--- start of EXERCISE DATA ---
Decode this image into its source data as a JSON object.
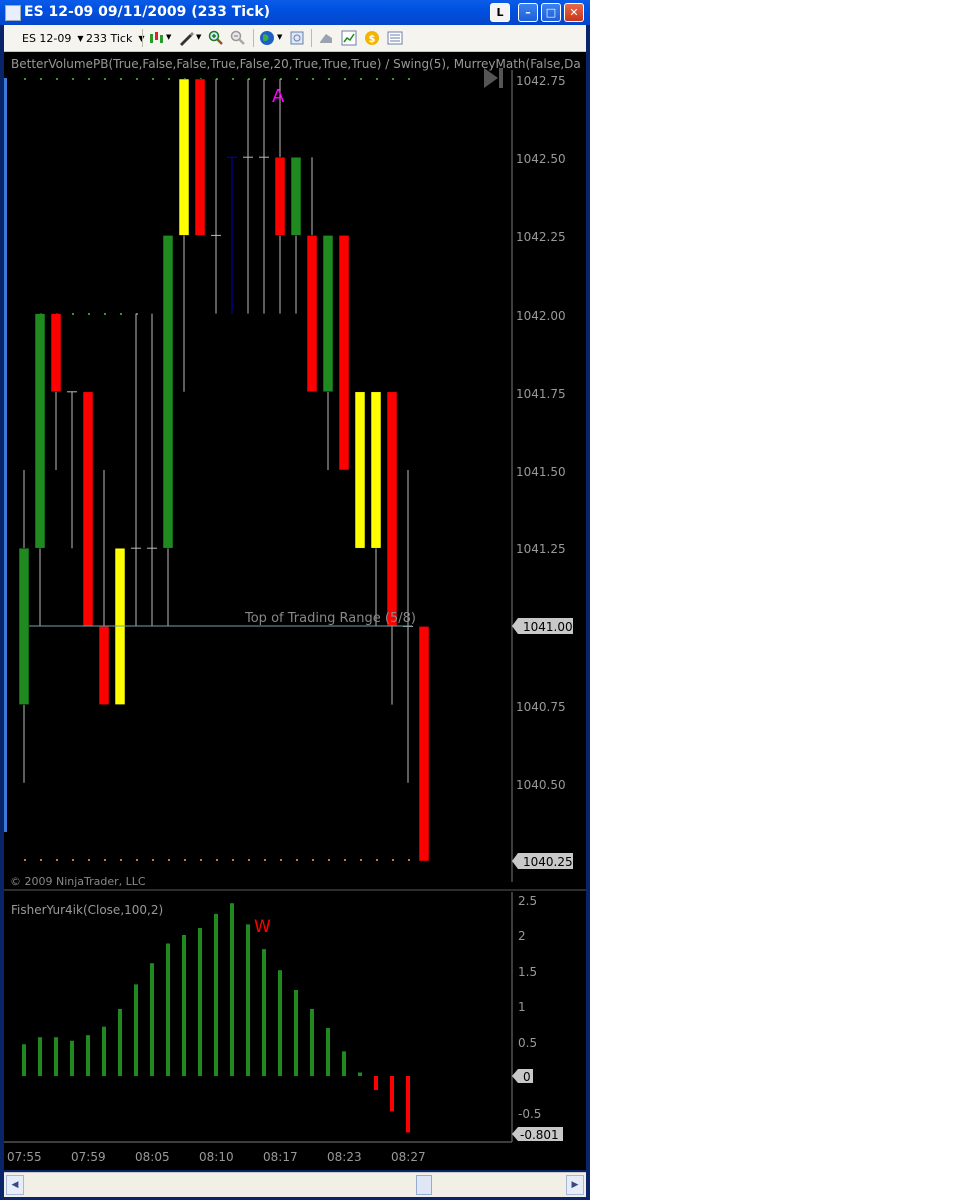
{
  "window": {
    "title": "ES 12-09  09/11/2009 (233 Tick)",
    "buttons": {
      "link": "L",
      "minimize": "–",
      "maximize": "□",
      "close": "✕"
    }
  },
  "toolbar": {
    "instrument": "ES 12-09",
    "interval": "233 Tick",
    "icons": [
      "bar-style-icon",
      "draw-tool-icon",
      "zoom-in-icon",
      "zoom-out-icon",
      "globe-icon",
      "properties-icon",
      "chart-trader-icon",
      "strategy-icon",
      "currency-icon",
      "data-box-icon"
    ]
  },
  "price_panel": {
    "indicator_label": "BetterVolumePB(True,False,False,True,False,20,True,True,True)  /  Swing(5),  MurreyMath(False,Da",
    "y_ticks": [
      "1042.75",
      "1042.50",
      "1042.25",
      "1042.00",
      "1041.75",
      "1041.50",
      "1041.25",
      "1040.75",
      "1040.50"
    ],
    "price_markers": [
      "1041.00",
      "1040.25"
    ],
    "annotation_a": "A",
    "range_label": "Top of Trading Range (5/8)",
    "copyright": "© 2009 NinjaTrader, LLC",
    "colors": {
      "up": "#1f8a1f",
      "down": "#ff0000",
      "volume_climax": "#ffff00",
      "doji": "#0000c0",
      "wick": "#bbbbbb",
      "grid": "#7a7a7a",
      "axis_text": "#999999",
      "annotation_a": "#ff00ff"
    }
  },
  "fisher_panel": {
    "label": "FisherYur4ik(Close,100,2)",
    "y_ticks": [
      "2.5",
      "2",
      "1.5",
      "1",
      "0.5",
      "-0.5"
    ],
    "markers": [
      "0",
      "-0.801"
    ],
    "annotation_w": "W",
    "colors": {
      "positive": "#1f8a1f",
      "negative": "#ff0000",
      "annotation_w": "#ff0000"
    }
  },
  "time_axis": [
    "07:55",
    "07:59",
    "08:05",
    "08:10",
    "08:17",
    "08:23",
    "08:27"
  ],
  "chart_data": [
    {
      "type": "candlestick",
      "instrument": "ES 12-09",
      "ylim": [
        1040.25,
        1042.75
      ],
      "bars": [
        {
          "o": 1040.75,
          "h": 1041.5,
          "l": 1040.5,
          "c": 1041.25,
          "color": "green"
        },
        {
          "o": 1041.25,
          "h": 1042.0,
          "l": 1041.0,
          "c": 1042.0,
          "color": "green"
        },
        {
          "o": 1042.0,
          "h": 1042.0,
          "l": 1041.5,
          "c": 1041.75,
          "color": "red"
        },
        {
          "o": 1041.75,
          "h": 1041.75,
          "l": 1041.25,
          "c": 1041.75,
          "color": "doji"
        },
        {
          "o": 1041.75,
          "h": 1041.75,
          "l": 1041.0,
          "c": 1041.0,
          "color": "red"
        },
        {
          "o": 1041.0,
          "h": 1041.5,
          "l": 1040.75,
          "c": 1040.75,
          "color": "red"
        },
        {
          "o": 1040.75,
          "h": 1041.25,
          "l": 1040.75,
          "c": 1041.25,
          "color": "yellow"
        },
        {
          "o": 1041.25,
          "h": 1042.0,
          "l": 1041.0,
          "c": 1041.25,
          "color": "doji"
        },
        {
          "o": 1041.25,
          "h": 1042.0,
          "l": 1041.0,
          "c": 1041.25,
          "color": "doji"
        },
        {
          "o": 1041.25,
          "h": 1042.25,
          "l": 1041.0,
          "c": 1042.25,
          "color": "green"
        },
        {
          "o": 1042.25,
          "h": 1042.75,
          "l": 1041.75,
          "c": 1042.75,
          "color": "yellow"
        },
        {
          "o": 1042.75,
          "h": 1042.75,
          "l": 1042.25,
          "c": 1042.25,
          "color": "red"
        },
        {
          "o": 1042.25,
          "h": 1042.75,
          "l": 1042.0,
          "c": 1042.25,
          "color": "doji"
        },
        {
          "o": 1042.5,
          "h": 1042.5,
          "l": 1042.0,
          "c": 1042.5,
          "color": "blue-doji"
        },
        {
          "o": 1042.5,
          "h": 1042.75,
          "l": 1042.0,
          "c": 1042.5,
          "color": "doji"
        },
        {
          "o": 1042.5,
          "h": 1042.75,
          "l": 1042.0,
          "c": 1042.5,
          "color": "doji"
        },
        {
          "o": 1042.5,
          "h": 1042.75,
          "l": 1042.0,
          "c": 1042.25,
          "color": "red"
        },
        {
          "o": 1042.25,
          "h": 1042.5,
          "l": 1042.0,
          "c": 1042.5,
          "color": "green"
        },
        {
          "o": 1042.25,
          "h": 1042.5,
          "l": 1041.75,
          "c": 1041.75,
          "color": "red"
        },
        {
          "o": 1041.75,
          "h": 1042.25,
          "l": 1041.5,
          "c": 1042.25,
          "color": "green"
        },
        {
          "o": 1042.25,
          "h": 1042.25,
          "l": 1041.5,
          "c": 1041.5,
          "color": "red"
        },
        {
          "o": 1041.75,
          "h": 1041.75,
          "l": 1041.25,
          "c": 1041.25,
          "color": "yellow"
        },
        {
          "o": 1041.75,
          "h": 1041.75,
          "l": 1041.0,
          "c": 1041.25,
          "color": "yellow"
        },
        {
          "o": 1041.75,
          "h": 1041.75,
          "l": 1040.75,
          "c": 1041.0,
          "color": "red"
        },
        {
          "o": 1041.0,
          "h": 1041.5,
          "l": 1040.5,
          "c": 1041.0,
          "color": "doji"
        },
        {
          "o": 1041.0,
          "h": 1041.0,
          "l": 1040.25,
          "c": 1040.25,
          "color": "red"
        }
      ]
    },
    {
      "type": "bar",
      "title": "FisherYur4ik(Close,100,2)",
      "ylim": [
        -0.801,
        2.5
      ],
      "values": [
        0.45,
        0.55,
        0.55,
        0.5,
        0.58,
        0.7,
        0.95,
        1.3,
        1.6,
        1.88,
        2.0,
        2.1,
        2.3,
        2.45,
        2.15,
        1.8,
        1.5,
        1.22,
        0.95,
        0.68,
        0.35,
        0.05,
        -0.2,
        -0.5,
        -0.801
      ]
    }
  ]
}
--- end of EXERCISE DATA ---
## EXERCISE
Write the records above out again exactly, with no pictures in your copy.

## SOLVED EXERCISE
Decode this image into its source data as a JSON object.
{
  "window": {
    "title": "ES 12-09  09/11/2009 (233 Tick)",
    "buttons": {
      "link": "L",
      "minimize": "–",
      "maximize": "□",
      "close": "✕"
    }
  },
  "toolbar": {
    "instrument": "ES 12-09",
    "interval": "233 Tick",
    "icons": [
      "bar-style-icon",
      "draw-tool-icon",
      "zoom-in-icon",
      "zoom-out-icon",
      "globe-icon",
      "properties-icon",
      "chart-trader-icon",
      "strategy-icon",
      "currency-icon",
      "data-box-icon"
    ]
  },
  "price_panel": {
    "indicator_label": "BetterVolumePB(True,False,False,True,False,20,True,True,True)  /  Swing(5),  MurreyMath(False,Da",
    "y_ticks": [
      "1042.75",
      "1042.50",
      "1042.25",
      "1042.00",
      "1041.75",
      "1041.50",
      "1041.25",
      "1040.75",
      "1040.50"
    ],
    "price_markers": [
      "1041.00",
      "1040.25"
    ],
    "annotation_a": "A",
    "range_label": "Top of Trading Range (5/8)",
    "copyright": "© 2009 NinjaTrader, LLC",
    "colors": {
      "up": "#1f8a1f",
      "down": "#ff0000",
      "volume_climax": "#ffff00",
      "doji": "#0000c0",
      "wick": "#bbbbbb",
      "grid": "#7a7a7a",
      "axis_text": "#999999",
      "annotation_a": "#ff00ff"
    }
  },
  "fisher_panel": {
    "label": "FisherYur4ik(Close,100,2)",
    "y_ticks": [
      "2.5",
      "2",
      "1.5",
      "1",
      "0.5",
      "-0.5"
    ],
    "markers": [
      "0",
      "-0.801"
    ],
    "annotation_w": "W",
    "colors": {
      "positive": "#1f8a1f",
      "negative": "#ff0000",
      "annotation_w": "#ff0000"
    }
  },
  "time_axis": [
    "07:55",
    "07:59",
    "08:05",
    "08:10",
    "08:17",
    "08:23",
    "08:27"
  ],
  "chart_data": [
    {
      "type": "candlestick",
      "instrument": "ES 12-09",
      "ylim": [
        1040.25,
        1042.75
      ],
      "bars": [
        {
          "o": 1040.75,
          "h": 1041.5,
          "l": 1040.5,
          "c": 1041.25,
          "color": "green"
        },
        {
          "o": 1041.25,
          "h": 1042.0,
          "l": 1041.0,
          "c": 1042.0,
          "color": "green"
        },
        {
          "o": 1042.0,
          "h": 1042.0,
          "l": 1041.5,
          "c": 1041.75,
          "color": "red"
        },
        {
          "o": 1041.75,
          "h": 1041.75,
          "l": 1041.25,
          "c": 1041.75,
          "color": "doji"
        },
        {
          "o": 1041.75,
          "h": 1041.75,
          "l": 1041.0,
          "c": 1041.0,
          "color": "red"
        },
        {
          "o": 1041.0,
          "h": 1041.5,
          "l": 1040.75,
          "c": 1040.75,
          "color": "red"
        },
        {
          "o": 1040.75,
          "h": 1041.25,
          "l": 1040.75,
          "c": 1041.25,
          "color": "yellow"
        },
        {
          "o": 1041.25,
          "h": 1042.0,
          "l": 1041.0,
          "c": 1041.25,
          "color": "doji"
        },
        {
          "o": 1041.25,
          "h": 1042.0,
          "l": 1041.0,
          "c": 1041.25,
          "color": "doji"
        },
        {
          "o": 1041.25,
          "h": 1042.25,
          "l": 1041.0,
          "c": 1042.25,
          "color": "green"
        },
        {
          "o": 1042.25,
          "h": 1042.75,
          "l": 1041.75,
          "c": 1042.75,
          "color": "yellow"
        },
        {
          "o": 1042.75,
          "h": 1042.75,
          "l": 1042.25,
          "c": 1042.25,
          "color": "red"
        },
        {
          "o": 1042.25,
          "h": 1042.75,
          "l": 1042.0,
          "c": 1042.25,
          "color": "doji"
        },
        {
          "o": 1042.5,
          "h": 1042.5,
          "l": 1042.0,
          "c": 1042.5,
          "color": "blue-doji"
        },
        {
          "o": 1042.5,
          "h": 1042.75,
          "l": 1042.0,
          "c": 1042.5,
          "color": "doji"
        },
        {
          "o": 1042.5,
          "h": 1042.75,
          "l": 1042.0,
          "c": 1042.5,
          "color": "doji"
        },
        {
          "o": 1042.5,
          "h": 1042.75,
          "l": 1042.0,
          "c": 1042.25,
          "color": "red"
        },
        {
          "o": 1042.25,
          "h": 1042.5,
          "l": 1042.0,
          "c": 1042.5,
          "color": "green"
        },
        {
          "o": 1042.25,
          "h": 1042.5,
          "l": 1041.75,
          "c": 1041.75,
          "color": "red"
        },
        {
          "o": 1041.75,
          "h": 1042.25,
          "l": 1041.5,
          "c": 1042.25,
          "color": "green"
        },
        {
          "o": 1042.25,
          "h": 1042.25,
          "l": 1041.5,
          "c": 1041.5,
          "color": "red"
        },
        {
          "o": 1041.75,
          "h": 1041.75,
          "l": 1041.25,
          "c": 1041.25,
          "color": "yellow"
        },
        {
          "o": 1041.75,
          "h": 1041.75,
          "l": 1041.0,
          "c": 1041.25,
          "color": "yellow"
        },
        {
          "o": 1041.75,
          "h": 1041.75,
          "l": 1040.75,
          "c": 1041.0,
          "color": "red"
        },
        {
          "o": 1041.0,
          "h": 1041.5,
          "l": 1040.5,
          "c": 1041.0,
          "color": "doji"
        },
        {
          "o": 1041.0,
          "h": 1041.0,
          "l": 1040.25,
          "c": 1040.25,
          "color": "red"
        }
      ]
    },
    {
      "type": "bar",
      "title": "FisherYur4ik(Close,100,2)",
      "ylim": [
        -0.801,
        2.5
      ],
      "values": [
        0.45,
        0.55,
        0.55,
        0.5,
        0.58,
        0.7,
        0.95,
        1.3,
        1.6,
        1.88,
        2.0,
        2.1,
        2.3,
        2.45,
        2.15,
        1.8,
        1.5,
        1.22,
        0.95,
        0.68,
        0.35,
        0.05,
        -0.2,
        -0.5,
        -0.801
      ]
    }
  ]
}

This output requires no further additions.